▶ [Data records]
_ _ _ _
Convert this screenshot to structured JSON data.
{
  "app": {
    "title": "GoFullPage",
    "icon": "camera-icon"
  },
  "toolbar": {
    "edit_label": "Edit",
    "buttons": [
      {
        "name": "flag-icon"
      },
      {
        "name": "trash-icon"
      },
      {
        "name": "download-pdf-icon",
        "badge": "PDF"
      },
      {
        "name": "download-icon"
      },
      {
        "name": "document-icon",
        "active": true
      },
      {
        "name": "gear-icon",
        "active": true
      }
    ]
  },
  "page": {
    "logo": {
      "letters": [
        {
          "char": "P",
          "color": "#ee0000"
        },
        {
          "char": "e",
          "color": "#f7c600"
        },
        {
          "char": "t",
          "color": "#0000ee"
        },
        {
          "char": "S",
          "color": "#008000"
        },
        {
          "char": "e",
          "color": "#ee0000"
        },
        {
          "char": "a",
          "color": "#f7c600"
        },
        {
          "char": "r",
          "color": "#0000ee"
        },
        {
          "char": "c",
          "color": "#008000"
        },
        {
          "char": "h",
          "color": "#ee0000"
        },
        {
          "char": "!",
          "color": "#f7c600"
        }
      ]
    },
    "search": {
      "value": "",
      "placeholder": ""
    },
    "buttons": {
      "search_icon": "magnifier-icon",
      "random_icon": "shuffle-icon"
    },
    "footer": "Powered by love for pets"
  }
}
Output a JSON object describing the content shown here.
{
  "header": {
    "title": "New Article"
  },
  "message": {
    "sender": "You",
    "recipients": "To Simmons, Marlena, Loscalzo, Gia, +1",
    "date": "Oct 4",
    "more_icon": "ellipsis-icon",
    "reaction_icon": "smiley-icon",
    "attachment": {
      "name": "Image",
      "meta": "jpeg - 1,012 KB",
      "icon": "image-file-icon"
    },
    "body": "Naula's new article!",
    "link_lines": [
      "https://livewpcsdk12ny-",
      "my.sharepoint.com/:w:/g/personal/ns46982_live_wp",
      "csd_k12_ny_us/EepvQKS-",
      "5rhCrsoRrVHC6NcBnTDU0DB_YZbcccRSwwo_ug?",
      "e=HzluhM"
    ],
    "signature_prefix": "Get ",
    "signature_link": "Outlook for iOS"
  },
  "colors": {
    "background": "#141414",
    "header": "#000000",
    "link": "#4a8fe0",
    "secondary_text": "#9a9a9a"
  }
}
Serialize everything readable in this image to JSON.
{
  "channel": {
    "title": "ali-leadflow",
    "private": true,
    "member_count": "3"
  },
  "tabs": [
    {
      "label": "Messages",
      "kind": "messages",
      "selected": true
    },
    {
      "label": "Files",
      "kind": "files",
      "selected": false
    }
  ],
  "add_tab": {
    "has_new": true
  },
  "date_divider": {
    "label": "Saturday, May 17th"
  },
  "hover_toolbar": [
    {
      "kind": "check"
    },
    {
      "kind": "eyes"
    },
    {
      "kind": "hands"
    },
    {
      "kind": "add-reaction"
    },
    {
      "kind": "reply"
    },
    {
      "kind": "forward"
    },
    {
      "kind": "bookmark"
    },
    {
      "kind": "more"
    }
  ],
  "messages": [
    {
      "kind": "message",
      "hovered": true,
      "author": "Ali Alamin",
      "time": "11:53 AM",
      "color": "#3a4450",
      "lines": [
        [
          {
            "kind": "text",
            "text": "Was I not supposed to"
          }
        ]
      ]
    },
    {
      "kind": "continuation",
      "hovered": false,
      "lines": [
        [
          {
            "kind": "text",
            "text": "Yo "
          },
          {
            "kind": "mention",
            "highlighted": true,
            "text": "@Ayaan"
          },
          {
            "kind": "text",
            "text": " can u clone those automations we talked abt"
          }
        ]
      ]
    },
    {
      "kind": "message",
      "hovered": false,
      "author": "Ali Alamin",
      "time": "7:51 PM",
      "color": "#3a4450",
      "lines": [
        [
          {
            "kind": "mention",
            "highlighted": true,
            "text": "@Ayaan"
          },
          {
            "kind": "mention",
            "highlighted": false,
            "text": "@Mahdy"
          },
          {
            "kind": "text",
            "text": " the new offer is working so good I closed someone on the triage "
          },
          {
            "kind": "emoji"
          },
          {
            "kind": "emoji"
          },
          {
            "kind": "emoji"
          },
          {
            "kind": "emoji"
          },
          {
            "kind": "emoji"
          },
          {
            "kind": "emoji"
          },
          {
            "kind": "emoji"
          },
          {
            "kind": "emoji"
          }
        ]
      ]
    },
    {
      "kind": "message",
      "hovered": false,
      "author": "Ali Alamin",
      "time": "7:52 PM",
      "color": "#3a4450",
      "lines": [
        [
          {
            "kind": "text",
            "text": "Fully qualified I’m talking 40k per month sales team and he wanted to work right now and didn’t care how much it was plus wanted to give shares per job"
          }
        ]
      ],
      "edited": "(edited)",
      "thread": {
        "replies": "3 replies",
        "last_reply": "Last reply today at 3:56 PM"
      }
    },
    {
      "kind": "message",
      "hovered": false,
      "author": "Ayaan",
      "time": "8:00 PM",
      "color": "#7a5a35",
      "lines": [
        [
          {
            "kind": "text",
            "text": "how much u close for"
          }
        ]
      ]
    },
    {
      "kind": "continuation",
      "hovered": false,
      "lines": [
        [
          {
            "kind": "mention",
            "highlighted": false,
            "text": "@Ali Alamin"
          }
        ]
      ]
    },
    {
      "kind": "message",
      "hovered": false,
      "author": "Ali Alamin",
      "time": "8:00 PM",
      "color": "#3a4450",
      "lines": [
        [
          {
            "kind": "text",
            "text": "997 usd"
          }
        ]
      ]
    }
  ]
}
_ _ _ _
▶ [Your instructions] Please restate the data word for word, every record included.

▶ [Written solution]
Convert this screenshot to structured JSON data.
{
  "app": {
    "title": "GoFullPage",
    "icon": "camera-icon"
  },
  "toolbar": {
    "edit_label": "Edit",
    "buttons": [
      {
        "name": "flag-icon"
      },
      {
        "name": "trash-icon"
      },
      {
        "name": "download-pdf-icon",
        "badge": "PDF"
      },
      {
        "name": "download-icon"
      },
      {
        "name": "document-icon",
        "active": true
      },
      {
        "name": "gear-icon",
        "active": true
      }
    ]
  },
  "page": {
    "logo": {
      "letters": [
        {
          "char": "P",
          "color": "#ee0000"
        },
        {
          "char": "e",
          "color": "#f7c600"
        },
        {
          "char": "t",
          "color": "#0000ee"
        },
        {
          "char": "S",
          "color": "#008000"
        },
        {
          "char": "e",
          "color": "#ee0000"
        },
        {
          "char": "a",
          "color": "#f7c600"
        },
        {
          "char": "r",
          "color": "#0000ee"
        },
        {
          "char": "c",
          "color": "#008000"
        },
        {
          "char": "h",
          "color": "#ee0000"
        },
        {
          "char": "!",
          "color": "#f7c600"
        }
      ]
    },
    "search": {
      "value": "",
      "placeholder": ""
    },
    "buttons": {
      "search_icon": "magnifier-icon",
      "random_icon": "shuffle-icon"
    },
    "footer": "Powered by love for pets"
  }
}
Output a JSON object describing the content shown here.
{
  "header": {
    "title": "New Article"
  },
  "message": {
    "sender": "You",
    "recipients": "To Simmons, Marlena, Loscalzo, Gia, +1",
    "date": "Oct 4",
    "more_icon": "ellipsis-icon",
    "reaction_icon": "smiley-icon",
    "attachment": {
      "name": "Image",
      "meta": "jpeg - 1,012 KB",
      "icon": "image-file-icon"
    },
    "body": "Naula's new article!",
    "link_lines": [
      "https://livewpcsdk12ny-",
      "my.sharepoint.com/:w:/g/personal/ns46982_live_wp",
      "csd_k12_ny_us/EepvQKS-",
      "5rhCrsoRrVHC6NcBnTDU0DB_YZbcccRSwwo_ug?",
      "e=HzluhM"
    ],
    "signature_prefix": "Get ",
    "signature_link": "Outlook for iOS"
  },
  "colors": {
    "background": "#141414",
    "header": "#000000",
    "link": "#4a8fe0",
    "secondary_text": "#9a9a9a"
  }
}
Serialize everything readable in this image to JSON.
{
  "channel": {
    "title": "ali-leadflow",
    "private": true,
    "member_count": "3"
  },
  "tabs": [
    {
      "label": "Messages",
      "kind": "messages",
      "selected": true
    },
    {
      "label": "Files",
      "kind": "files",
      "selected": false
    }
  ],
  "add_tab": {
    "has_new": true
  },
  "date_divider": {
    "label": "Saturday, May 17th"
  },
  "hover_toolbar": [
    {
      "kind": "check"
    },
    {
      "kind": "eyes"
    },
    {
      "kind": "hands"
    },
    {
      "kind": "add-reaction"
    },
    {
      "kind": "reply"
    },
    {
      "kind": "forward"
    },
    {
      "kind": "bookmark"
    },
    {
      "kind": "more"
    }
  ],
  "messages": [
    {
      "kind": "message",
      "hovered": true,
      "author": "Ali Alamin",
      "time": "11:53 AM",
      "color": "#3a4450",
      "lines": [
        [
          {
            "kind": "text",
            "text": "Was I not supposed to"
          }
        ]
      ]
    },
    {
      "kind": "continuation",
      "hovered": false,
      "lines": [
        [
          {
            "kind": "text",
            "text": "Yo "
          },
          {
            "kind": "mention",
            "highlighted": true,
            "text": "@Ayaan"
          },
          {
            "kind": "text",
            "text": " can u clone those automations we talked abt"
          }
        ]
      ]
    },
    {
      "kind": "message",
      "hovered": false,
      "author": "Ali Alamin",
      "time": "7:51 PM",
      "color": "#3a4450",
      "lines": [
        [
          {
            "kind": "mention",
            "highlighted": true,
            "text": "@Ayaan"
          },
          {
            "kind": "mention",
            "highlighted": false,
            "text": "@Mahdy"
          },
          {
            "kind": "text",
            "text": " the new offer is working so good I closed someone on the triage "
          },
          {
            "kind": "emoji"
          },
          {
            "kind": "emoji"
          },
          {
            "kind": "emoji"
          },
          {
            "kind": "emoji"
          },
          {
            "kind": "emoji"
          },
          {
            "kind": "emoji"
          },
          {
            "kind": "emoji"
          },
          {
            "kind": "emoji"
          }
        ]
      ]
    },
    {
      "kind": "message",
      "hovered": false,
      "author": "Ali Alamin",
      "time": "7:52 PM",
      "color": "#3a4450",
      "lines": [
        [
          {
            "kind": "text",
            "text": "Fully qualified I’m talking 40k per month sales team and he wanted to work right now and didn’t care how much it was plus wanted to give shares per job"
          }
        ]
      ],
      "edited": "(edited)",
      "thread": {
        "replies": "3 replies",
        "last_reply": "Last reply today at 3:56 PM"
      }
    },
    {
      "kind": "message",
      "hovered": false,
      "author": "Ayaan",
      "time": "8:00 PM",
      "color": "#7a5a35",
      "lines": [
        [
          {
            "kind": "text",
            "text": "how much u close for"
          }
        ]
      ]
    },
    {
      "kind": "continuation",
      "hovered": false,
      "lines": [
        [
          {
            "kind": "mention",
            "highlighted": false,
            "text": "@Ali Alamin"
          }
        ]
      ]
    },
    {
      "kind": "message",
      "hovered": false,
      "author": "Ali Alamin",
      "time": "8:00 PM",
      "color": "#3a4450",
      "lines": [
        [
          {
            "kind": "text",
            "text": "997 usd"
          }
        ]
      ]
    }
  ]
}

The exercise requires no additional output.